= What the task asks =
Identify the lines that contain the string "color" and copy all of them.

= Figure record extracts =

================================

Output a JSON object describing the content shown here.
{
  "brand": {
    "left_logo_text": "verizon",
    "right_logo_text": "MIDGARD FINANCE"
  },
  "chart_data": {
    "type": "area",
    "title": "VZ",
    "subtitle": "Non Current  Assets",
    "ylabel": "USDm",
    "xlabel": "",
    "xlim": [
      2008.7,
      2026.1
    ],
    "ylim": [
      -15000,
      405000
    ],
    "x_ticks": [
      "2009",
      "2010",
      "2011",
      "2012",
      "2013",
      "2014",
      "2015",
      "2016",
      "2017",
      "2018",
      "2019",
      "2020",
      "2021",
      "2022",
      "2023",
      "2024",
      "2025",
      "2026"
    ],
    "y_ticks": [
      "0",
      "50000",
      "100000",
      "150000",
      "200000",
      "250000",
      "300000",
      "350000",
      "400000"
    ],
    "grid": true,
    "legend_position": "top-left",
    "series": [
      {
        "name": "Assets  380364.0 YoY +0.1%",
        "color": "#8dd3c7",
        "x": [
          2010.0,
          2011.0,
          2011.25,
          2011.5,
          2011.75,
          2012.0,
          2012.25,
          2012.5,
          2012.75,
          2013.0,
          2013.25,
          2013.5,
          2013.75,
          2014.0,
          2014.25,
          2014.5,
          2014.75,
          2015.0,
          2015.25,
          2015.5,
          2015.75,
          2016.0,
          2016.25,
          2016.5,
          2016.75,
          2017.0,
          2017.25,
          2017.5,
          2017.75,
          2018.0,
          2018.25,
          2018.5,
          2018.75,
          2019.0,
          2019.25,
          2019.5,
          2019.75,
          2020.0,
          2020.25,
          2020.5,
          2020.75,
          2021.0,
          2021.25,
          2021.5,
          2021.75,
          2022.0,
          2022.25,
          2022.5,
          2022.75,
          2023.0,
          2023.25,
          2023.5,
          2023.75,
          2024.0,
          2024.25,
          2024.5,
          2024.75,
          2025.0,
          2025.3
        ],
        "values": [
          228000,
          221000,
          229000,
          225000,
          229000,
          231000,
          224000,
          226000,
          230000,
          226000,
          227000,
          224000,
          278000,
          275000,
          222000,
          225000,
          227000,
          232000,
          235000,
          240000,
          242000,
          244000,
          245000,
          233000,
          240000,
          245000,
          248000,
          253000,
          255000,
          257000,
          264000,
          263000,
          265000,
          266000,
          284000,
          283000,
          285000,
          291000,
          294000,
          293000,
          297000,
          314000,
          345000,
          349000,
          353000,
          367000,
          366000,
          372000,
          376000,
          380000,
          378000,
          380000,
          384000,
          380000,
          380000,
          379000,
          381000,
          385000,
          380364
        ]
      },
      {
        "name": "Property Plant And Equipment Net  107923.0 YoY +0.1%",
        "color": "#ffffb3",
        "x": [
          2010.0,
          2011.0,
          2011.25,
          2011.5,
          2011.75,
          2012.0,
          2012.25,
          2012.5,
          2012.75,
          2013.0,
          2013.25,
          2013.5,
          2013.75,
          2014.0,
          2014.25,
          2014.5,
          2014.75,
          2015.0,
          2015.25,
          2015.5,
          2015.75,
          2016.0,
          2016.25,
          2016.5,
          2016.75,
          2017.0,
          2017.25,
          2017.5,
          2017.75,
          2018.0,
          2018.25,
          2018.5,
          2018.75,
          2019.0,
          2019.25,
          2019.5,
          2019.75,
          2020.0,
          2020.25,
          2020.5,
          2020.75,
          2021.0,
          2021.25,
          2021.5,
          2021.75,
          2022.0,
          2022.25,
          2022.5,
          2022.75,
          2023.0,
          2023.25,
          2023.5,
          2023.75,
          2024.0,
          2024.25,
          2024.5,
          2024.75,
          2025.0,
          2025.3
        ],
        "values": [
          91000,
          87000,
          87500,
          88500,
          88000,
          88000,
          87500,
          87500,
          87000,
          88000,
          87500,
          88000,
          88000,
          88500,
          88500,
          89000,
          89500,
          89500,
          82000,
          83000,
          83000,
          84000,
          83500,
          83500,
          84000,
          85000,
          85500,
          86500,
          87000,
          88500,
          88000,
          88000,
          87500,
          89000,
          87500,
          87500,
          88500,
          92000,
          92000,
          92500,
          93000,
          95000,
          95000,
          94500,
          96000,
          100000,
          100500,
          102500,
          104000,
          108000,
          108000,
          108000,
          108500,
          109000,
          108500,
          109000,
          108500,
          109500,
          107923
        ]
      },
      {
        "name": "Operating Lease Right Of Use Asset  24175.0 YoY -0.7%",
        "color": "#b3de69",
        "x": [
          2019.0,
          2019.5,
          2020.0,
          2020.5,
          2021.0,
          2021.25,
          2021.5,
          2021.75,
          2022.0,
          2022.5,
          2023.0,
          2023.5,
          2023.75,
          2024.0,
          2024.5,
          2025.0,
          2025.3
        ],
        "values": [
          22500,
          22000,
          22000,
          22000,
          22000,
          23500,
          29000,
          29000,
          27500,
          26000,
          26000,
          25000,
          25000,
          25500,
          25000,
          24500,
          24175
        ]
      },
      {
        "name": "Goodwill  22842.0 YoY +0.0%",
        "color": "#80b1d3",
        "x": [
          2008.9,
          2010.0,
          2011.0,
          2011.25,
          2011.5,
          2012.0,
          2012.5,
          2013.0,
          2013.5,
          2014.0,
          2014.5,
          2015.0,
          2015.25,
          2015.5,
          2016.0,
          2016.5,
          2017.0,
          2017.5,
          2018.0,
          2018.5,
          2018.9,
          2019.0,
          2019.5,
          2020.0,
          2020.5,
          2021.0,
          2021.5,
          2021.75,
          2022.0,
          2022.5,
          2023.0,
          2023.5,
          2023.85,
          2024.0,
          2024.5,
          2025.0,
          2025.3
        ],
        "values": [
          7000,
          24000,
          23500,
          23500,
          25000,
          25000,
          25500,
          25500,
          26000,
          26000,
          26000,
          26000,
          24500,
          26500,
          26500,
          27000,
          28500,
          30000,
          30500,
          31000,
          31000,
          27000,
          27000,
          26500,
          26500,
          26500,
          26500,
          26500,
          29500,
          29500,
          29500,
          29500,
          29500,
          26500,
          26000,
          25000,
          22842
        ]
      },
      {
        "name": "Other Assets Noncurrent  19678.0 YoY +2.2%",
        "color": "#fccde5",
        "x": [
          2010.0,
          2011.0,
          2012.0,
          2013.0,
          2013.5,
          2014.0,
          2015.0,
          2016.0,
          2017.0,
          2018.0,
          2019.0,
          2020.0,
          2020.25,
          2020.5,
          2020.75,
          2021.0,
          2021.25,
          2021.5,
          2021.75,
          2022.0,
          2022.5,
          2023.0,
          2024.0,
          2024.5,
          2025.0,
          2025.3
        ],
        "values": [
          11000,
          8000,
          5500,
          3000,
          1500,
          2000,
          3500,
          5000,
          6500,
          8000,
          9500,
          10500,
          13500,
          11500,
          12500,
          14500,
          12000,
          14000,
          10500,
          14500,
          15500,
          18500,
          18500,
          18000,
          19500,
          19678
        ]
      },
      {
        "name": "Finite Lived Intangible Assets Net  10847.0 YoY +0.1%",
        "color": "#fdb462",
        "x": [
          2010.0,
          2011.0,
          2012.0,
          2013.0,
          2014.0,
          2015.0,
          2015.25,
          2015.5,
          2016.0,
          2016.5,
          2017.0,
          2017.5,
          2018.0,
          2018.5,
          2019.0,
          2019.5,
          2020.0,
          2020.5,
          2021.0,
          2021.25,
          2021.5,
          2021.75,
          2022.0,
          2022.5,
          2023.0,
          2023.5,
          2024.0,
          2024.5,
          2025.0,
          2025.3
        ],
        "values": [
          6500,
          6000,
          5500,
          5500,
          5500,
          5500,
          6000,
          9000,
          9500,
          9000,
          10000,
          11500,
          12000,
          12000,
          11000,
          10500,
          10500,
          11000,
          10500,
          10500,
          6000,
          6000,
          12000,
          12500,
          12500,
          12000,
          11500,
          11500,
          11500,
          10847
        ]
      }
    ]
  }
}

================================

= Answer to this task =
        "color": "#8dd3c7",
        "color": "#ffffb3",
        "color": "#b3de69",
        "color": "#80b1d3",
        "color": "#fccde5",
        "color": "#fdb462",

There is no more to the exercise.